**Data provided**.
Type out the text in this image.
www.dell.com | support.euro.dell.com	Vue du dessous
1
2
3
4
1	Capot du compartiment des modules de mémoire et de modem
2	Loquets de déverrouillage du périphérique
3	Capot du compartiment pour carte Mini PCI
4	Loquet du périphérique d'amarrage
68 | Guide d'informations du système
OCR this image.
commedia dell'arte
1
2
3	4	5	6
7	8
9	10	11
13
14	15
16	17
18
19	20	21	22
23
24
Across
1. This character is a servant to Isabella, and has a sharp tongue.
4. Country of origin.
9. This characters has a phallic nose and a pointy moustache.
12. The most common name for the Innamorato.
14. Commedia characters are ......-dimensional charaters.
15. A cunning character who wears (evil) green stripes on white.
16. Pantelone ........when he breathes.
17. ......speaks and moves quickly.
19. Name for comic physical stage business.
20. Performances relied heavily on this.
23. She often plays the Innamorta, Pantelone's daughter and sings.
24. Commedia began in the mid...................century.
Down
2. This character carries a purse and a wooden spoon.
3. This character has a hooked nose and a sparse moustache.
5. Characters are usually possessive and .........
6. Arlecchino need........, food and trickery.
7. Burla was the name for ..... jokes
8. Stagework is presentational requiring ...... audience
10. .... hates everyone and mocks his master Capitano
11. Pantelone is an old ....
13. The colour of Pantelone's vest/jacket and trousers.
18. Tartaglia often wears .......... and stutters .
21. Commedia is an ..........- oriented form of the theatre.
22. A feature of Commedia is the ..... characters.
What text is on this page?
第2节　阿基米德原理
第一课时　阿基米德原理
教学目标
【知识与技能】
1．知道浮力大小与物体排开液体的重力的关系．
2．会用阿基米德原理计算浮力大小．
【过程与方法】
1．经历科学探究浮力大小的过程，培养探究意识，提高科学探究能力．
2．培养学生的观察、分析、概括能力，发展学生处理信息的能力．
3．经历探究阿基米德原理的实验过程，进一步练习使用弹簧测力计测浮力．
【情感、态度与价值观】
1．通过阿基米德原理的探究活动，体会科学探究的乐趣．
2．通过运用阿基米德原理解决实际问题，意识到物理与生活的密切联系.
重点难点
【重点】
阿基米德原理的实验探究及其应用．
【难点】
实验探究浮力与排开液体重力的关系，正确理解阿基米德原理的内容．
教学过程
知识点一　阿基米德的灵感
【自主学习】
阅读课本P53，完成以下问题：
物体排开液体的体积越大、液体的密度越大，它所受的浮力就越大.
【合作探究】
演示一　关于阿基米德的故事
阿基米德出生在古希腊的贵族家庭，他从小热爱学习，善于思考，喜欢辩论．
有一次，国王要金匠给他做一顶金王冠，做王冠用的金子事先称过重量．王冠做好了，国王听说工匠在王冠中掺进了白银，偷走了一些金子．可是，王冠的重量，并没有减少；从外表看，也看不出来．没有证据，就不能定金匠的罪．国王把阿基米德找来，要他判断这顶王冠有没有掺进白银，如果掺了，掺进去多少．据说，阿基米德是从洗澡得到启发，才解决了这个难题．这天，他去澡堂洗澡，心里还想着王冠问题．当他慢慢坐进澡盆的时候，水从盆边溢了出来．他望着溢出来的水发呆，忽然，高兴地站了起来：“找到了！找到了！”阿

**Problem**.
Copy out each line of the entries that holds "moustache".

**Result of this exercise**.
9. This characters has a phallic nose and a pointy moustache.
3. This character has a hooked nose and a sparse moustache.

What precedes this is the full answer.